Your objective >> Omit all images. Transcribe the rest of the material below exactly.

Dataset >>
▬▬▬▬▬▬

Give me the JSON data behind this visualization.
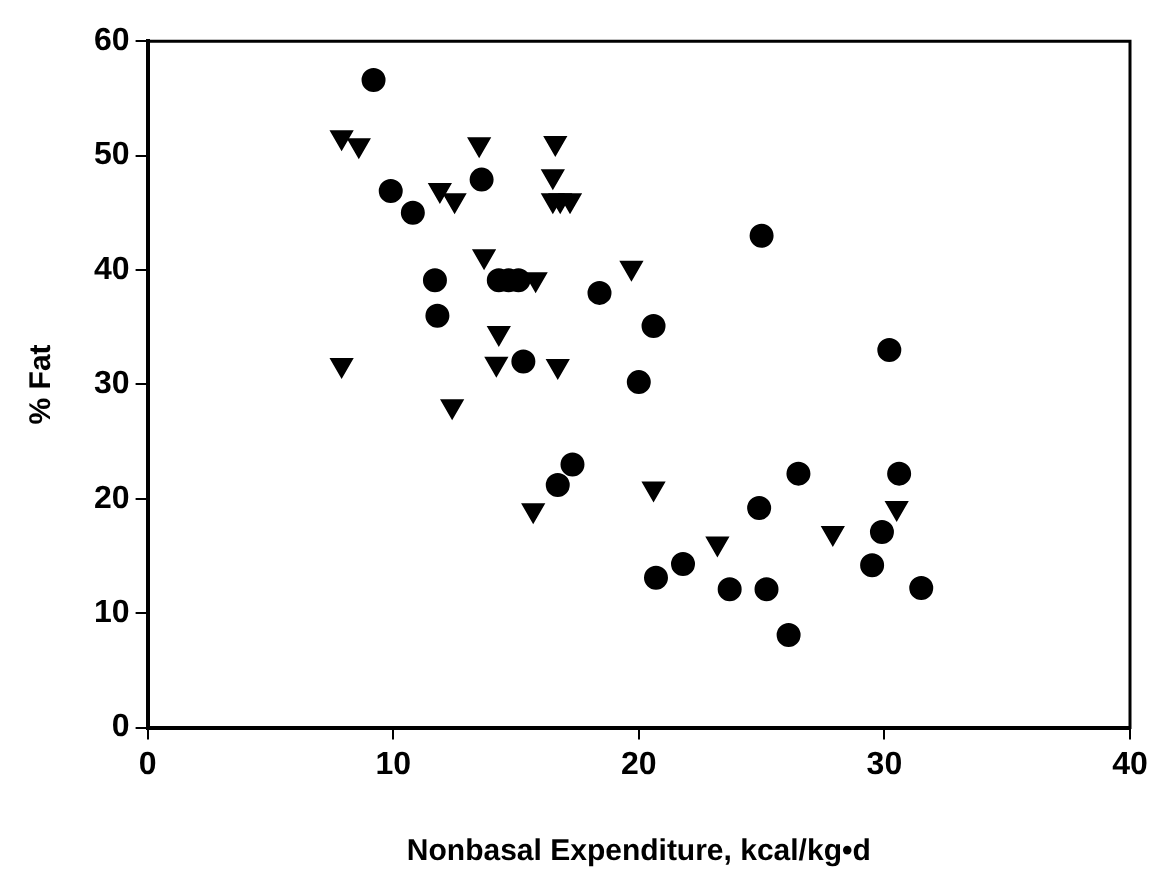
{
  "chart_data": {
    "type": "scatter",
    "xlabel": "Nonbasal Expenditure, kcal/kg•d",
    "ylabel": "% Fat",
    "xlim": [
      0,
      40
    ],
    "xticks": [
      0,
      10,
      20,
      30,
      40
    ],
    "ylim": [
      0,
      60
    ],
    "yticks": [
      0,
      10,
      20,
      30,
      40,
      50,
      60
    ],
    "grid": false,
    "legend": false,
    "series": [
      {
        "color": "#000000",
        "marker": "circle",
        "x": [
          9.2,
          9.9,
          10.8,
          13.6,
          11.7,
          14.3,
          14.7,
          15.1,
          11.8,
          15.3,
          18.4,
          20.6,
          20,
          17.3,
          16.7,
          25,
          30.2,
          20.7,
          21.8,
          23.7,
          24.9,
          25.2,
          26.1,
          26.5,
          29.5,
          29.9,
          30.6,
          31.5
        ],
        "values": [
          56.6,
          46.9,
          45,
          47.9,
          39.1,
          39.1,
          39.1,
          39.1,
          36,
          32,
          38,
          35.1,
          30.2,
          23,
          21.2,
          43,
          33,
          13.1,
          14.3,
          12.1,
          19.2,
          12.1,
          8.1,
          22.2,
          14.2,
          17.1,
          22.2,
          12.2
        ]
      },
      {
        "color": "#000000",
        "marker": "triangle",
        "x": [
          7.9,
          8.6,
          13.5,
          16.6,
          11.9,
          12.5,
          16.5,
          16.5,
          16.8,
          17.2,
          13.7,
          15.8,
          19.7,
          14.3,
          7.9,
          14.2,
          16.7,
          12.4,
          15.7,
          20.6,
          23.2,
          27.9,
          30.5
        ],
        "values": [
          51.6,
          50.9,
          51,
          51.1,
          47,
          46.1,
          48.2,
          46.1,
          46.1,
          46.1,
          41.2,
          39.2,
          40.2,
          34.5,
          31.7,
          31.8,
          31.6,
          28.1,
          19,
          20.9,
          16.1,
          17,
          19.2
        ]
      }
    ]
  }
}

▬▬▬▬▬▬

The response >>
Give me the JSON data behind this visualization.
{
  "chart_data": {
    "type": "scatter",
    "xlabel": "Nonbasal Expenditure, kcal/kg•d",
    "ylabel": "% Fat",
    "xlim": [
      0,
      40
    ],
    "xticks": [
      0,
      10,
      20,
      30,
      40
    ],
    "ylim": [
      0,
      60
    ],
    "yticks": [
      0,
      10,
      20,
      30,
      40,
      50,
      60
    ],
    "grid": false,
    "legend": false,
    "series": [
      {
        "color": "#000000",
        "marker": "circle",
        "x": [
          9.2,
          9.9,
          10.8,
          13.6,
          11.7,
          14.3,
          14.7,
          15.1,
          11.8,
          15.3,
          18.4,
          20.6,
          20,
          17.3,
          16.7,
          25,
          30.2,
          20.7,
          21.8,
          23.7,
          24.9,
          25.2,
          26.1,
          26.5,
          29.5,
          29.9,
          30.6,
          31.5
        ],
        "values": [
          56.6,
          46.9,
          45,
          47.9,
          39.1,
          39.1,
          39.1,
          39.1,
          36,
          32,
          38,
          35.1,
          30.2,
          23,
          21.2,
          43,
          33,
          13.1,
          14.3,
          12.1,
          19.2,
          12.1,
          8.1,
          22.2,
          14.2,
          17.1,
          22.2,
          12.2
        ]
      },
      {
        "color": "#000000",
        "marker": "triangle",
        "x": [
          7.9,
          8.6,
          13.5,
          16.6,
          11.9,
          12.5,
          16.5,
          16.5,
          16.8,
          17.2,
          13.7,
          15.8,
          19.7,
          14.3,
          7.9,
          14.2,
          16.7,
          12.4,
          15.7,
          20.6,
          23.2,
          27.9,
          30.5
        ],
        "values": [
          51.6,
          50.9,
          51,
          51.1,
          47,
          46.1,
          48.2,
          46.1,
          46.1,
          46.1,
          41.2,
          39.2,
          40.2,
          34.5,
          31.7,
          31.8,
          31.6,
          28.1,
          19,
          20.9,
          16.1,
          17,
          19.2
        ]
      }
    ]
  }
}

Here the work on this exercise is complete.